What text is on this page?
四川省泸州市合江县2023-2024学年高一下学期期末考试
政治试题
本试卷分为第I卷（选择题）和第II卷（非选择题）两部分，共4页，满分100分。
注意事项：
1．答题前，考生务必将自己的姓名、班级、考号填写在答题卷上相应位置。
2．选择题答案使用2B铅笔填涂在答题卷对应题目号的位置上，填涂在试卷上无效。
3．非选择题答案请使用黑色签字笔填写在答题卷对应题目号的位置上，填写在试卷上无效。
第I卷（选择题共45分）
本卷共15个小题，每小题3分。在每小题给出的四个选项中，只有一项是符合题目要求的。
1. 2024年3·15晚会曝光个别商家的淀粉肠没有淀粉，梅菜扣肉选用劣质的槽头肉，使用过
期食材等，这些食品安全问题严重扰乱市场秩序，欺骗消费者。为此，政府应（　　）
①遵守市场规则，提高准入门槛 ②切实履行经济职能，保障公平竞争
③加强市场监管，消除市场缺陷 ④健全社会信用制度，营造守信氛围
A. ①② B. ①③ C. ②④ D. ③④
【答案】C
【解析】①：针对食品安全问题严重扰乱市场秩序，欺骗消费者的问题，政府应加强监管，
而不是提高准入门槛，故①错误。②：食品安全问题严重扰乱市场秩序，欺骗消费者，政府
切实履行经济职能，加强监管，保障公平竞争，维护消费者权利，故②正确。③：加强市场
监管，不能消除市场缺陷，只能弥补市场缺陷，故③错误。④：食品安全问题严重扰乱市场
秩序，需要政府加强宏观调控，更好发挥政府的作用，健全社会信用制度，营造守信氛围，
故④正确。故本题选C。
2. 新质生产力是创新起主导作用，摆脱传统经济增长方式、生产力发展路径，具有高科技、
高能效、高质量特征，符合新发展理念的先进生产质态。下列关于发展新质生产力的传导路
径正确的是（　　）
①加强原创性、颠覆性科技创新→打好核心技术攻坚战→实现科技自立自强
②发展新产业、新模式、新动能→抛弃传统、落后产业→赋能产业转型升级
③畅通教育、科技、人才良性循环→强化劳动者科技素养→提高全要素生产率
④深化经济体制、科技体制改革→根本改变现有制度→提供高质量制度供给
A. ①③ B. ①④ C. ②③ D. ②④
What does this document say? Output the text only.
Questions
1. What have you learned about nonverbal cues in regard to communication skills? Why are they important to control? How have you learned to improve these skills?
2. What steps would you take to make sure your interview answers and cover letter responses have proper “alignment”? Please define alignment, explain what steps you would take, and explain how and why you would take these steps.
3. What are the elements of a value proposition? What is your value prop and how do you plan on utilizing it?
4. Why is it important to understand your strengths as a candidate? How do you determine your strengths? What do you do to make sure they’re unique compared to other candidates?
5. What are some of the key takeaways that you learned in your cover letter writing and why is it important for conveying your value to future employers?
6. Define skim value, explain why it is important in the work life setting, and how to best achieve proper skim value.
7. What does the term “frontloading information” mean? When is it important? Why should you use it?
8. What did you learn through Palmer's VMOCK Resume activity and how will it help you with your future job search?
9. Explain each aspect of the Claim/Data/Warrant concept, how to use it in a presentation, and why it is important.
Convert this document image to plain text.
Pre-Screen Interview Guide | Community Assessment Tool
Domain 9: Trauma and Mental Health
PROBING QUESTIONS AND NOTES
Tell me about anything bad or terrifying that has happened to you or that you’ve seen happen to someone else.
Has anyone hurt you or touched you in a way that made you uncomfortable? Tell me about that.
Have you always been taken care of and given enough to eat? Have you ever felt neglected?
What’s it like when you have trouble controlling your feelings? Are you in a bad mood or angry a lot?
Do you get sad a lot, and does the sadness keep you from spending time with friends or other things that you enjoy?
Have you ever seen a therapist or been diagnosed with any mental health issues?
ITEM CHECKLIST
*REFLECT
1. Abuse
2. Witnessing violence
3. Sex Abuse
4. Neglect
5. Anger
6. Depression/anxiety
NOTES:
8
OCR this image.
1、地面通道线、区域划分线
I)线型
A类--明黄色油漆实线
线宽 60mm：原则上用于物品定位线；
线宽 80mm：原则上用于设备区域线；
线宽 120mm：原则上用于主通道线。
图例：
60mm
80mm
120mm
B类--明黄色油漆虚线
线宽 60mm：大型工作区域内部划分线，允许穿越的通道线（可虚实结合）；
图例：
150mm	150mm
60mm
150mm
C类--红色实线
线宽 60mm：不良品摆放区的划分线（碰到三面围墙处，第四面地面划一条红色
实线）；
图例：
.....
Reproduce the records word for word.

What text is on this page?
四川省泸州市合江县2023-2024学年高一下学期期末考试
政治试题
本试卷分为第I卷（选择题）和第II卷（非选择题）两部分，共4页，满分100分。
注意事项：
1．答题前，考生务必将自己的姓名、班级、考号填写在答题卷上相应位置。
2．选择题答案使用2B铅笔填涂在答题卷对应题目号的位置上，填涂在试卷上无效。
3．非选择题答案请使用黑色签字笔填写在答题卷对应题目号的位置上，填写在试卷上无效。
第I卷（选择题共45分）
本卷共15个小题，每小题3分。在每小题给出的四个选项中，只有一项是符合题目要求的。
1. 2024年3·15晚会曝光个别商家的淀粉肠没有淀粉，梅菜扣肉选用劣质的槽头肉，使用过
期食材等，这些食品安全问题严重扰乱市场秩序，欺骗消费者。为此，政府应（　　）
①遵守市场规则，提高准入门槛 ②切实履行经济职能，保障公平竞争
③加强市场监管，消除市场缺陷 ④健全社会信用制度，营造守信氛围
A. ①② B. ①③ C. ②④ D. ③④
【答案】C
【解析】①：针对食品安全问题严重扰乱市场秩序，欺骗消费者的问题，政府应加强监管，
而不是提高准入门槛，故①错误。②：食品安全问题严重扰乱市场秩序，欺骗消费者，政府
切实履行经济职能，加强监管，保障公平竞争，维护消费者权利，故②正确。③：加强市场
监管，不能消除市场缺陷，只能弥补市场缺陷，故③错误。④：食品安全问题严重扰乱市场
秩序，需要政府加强宏观调控，更好发挥政府的作用，健全社会信用制度，营造守信氛围，
故④正确。故本题选C。
2. 新质生产力是创新起主导作用，摆脱传统经济增长方式、生产力发展路径，具有高科技、
高能效、高质量特征，符合新发展理念的先进生产质态。下列关于发展新质生产力的传导路
径正确的是（　　）
①加强原创性、颠覆性科技创新→打好核心技术攻坚战→实现科技自立自强
②发展新产业、新模式、新动能→抛弃传统、落后产业→赋能产业转型升级
③畅通教育、科技、人才良性循环→强化劳动者科技素养→提高全要素生产率
④深化经济体制、科技体制改革→根本改变现有制度→提供高质量制度供给
A. ①③ B. ①④ C. ②③ D. ②④
What does this document say? Output the text only.
Questions
1. What have you learned about nonverbal cues in regard to communication skills? Why are they important to control? How have you learned to improve these skills?
2. What steps would you take to make sure your interview answers and cover letter responses have proper “alignment”? Please define alignment, explain what steps you would take, and explain how and why you would take these steps.
3. What are the elements of a value proposition? What is your value prop and how do you plan on utilizing it?
4. Why is it important to understand your strengths as a candidate? How do you determine your strengths? What do you do to make sure they’re unique compared to other candidates?
5. What are some of the key takeaways that you learned in your cover letter writing and why is it important for conveying your value to future employers?
6. Define skim value, explain why it is important in the work life setting, and how to best achieve proper skim value.
7. What does the term “frontloading information” mean? When is it important? Why should you use it?
8. What did you learn through Palmer's VMOCK Resume activity and how will it help you with your future job search?
9. Explain each aspect of the Claim/Data/Warrant concept, how to use it in a presentation, and why it is important.
Convert this document image to plain text.
Pre-Screen Interview Guide | Community Assessment Tool
Domain 9: Trauma and Mental Health
PROBING QUESTIONS AND NOTES
Tell me about anything bad or terrifying that has happened to you or that you’ve seen happen to someone else.
Has anyone hurt you or touched you in a way that made you uncomfortable? Tell me about that.
Have you always been taken care of and given enough to eat? Have you ever felt neglected?
What’s it like when you have trouble controlling your feelings? Are you in a bad mood or angry a lot?
Do you get sad a lot, and does the sadness keep you from spending time with friends or other things that you enjoy?
Have you ever seen a therapist or been diagnosed with any mental health issues?
ITEM CHECKLIST
*REFLECT
1. Abuse
2. Witnessing violence
3. Sex Abuse
4. Neglect
5. Anger
6. Depression/anxiety
NOTES:
8
OCR this image.
1、地面通道线、区域划分线
I)线型
A类--明黄色油漆实线
线宽 60mm：原则上用于物品定位线；
线宽 80mm：原则上用于设备区域线；
线宽 120mm：原则上用于主通道线。
图例：
60mm
80mm
120mm
B类--明黄色油漆虚线
线宽 60mm：大型工作区域内部划分线，允许穿越的通道线（可虚实结合）；
图例：
150mm	150mm
60mm
150mm
C类--红色实线
线宽 60mm：不良品摆放区的划分线（碰到三面围墙处，第四面地面划一条红色
实线）；
图例：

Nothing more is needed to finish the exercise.